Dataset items

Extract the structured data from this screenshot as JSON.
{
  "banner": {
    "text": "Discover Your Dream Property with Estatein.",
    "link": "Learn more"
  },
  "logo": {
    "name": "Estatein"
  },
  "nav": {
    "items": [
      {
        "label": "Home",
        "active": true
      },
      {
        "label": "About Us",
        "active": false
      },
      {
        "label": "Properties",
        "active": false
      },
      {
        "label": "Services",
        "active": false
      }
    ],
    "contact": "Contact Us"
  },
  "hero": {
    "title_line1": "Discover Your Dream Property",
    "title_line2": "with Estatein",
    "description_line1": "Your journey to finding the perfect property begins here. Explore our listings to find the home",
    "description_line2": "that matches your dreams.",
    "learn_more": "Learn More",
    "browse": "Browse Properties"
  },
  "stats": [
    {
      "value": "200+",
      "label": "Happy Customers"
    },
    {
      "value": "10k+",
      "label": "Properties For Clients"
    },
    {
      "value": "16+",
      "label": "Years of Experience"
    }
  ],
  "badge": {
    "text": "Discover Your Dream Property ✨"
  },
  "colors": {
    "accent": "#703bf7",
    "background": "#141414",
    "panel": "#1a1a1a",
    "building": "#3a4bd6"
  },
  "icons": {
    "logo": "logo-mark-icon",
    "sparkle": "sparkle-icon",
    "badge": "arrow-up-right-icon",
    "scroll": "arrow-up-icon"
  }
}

CHALLENGE = Identify the lines of the entries containing the string "Learn". Copy each such line.

RESULT OF THE EXERCISE =
    "link": "Learn more"
    "learn_more": "Learn More",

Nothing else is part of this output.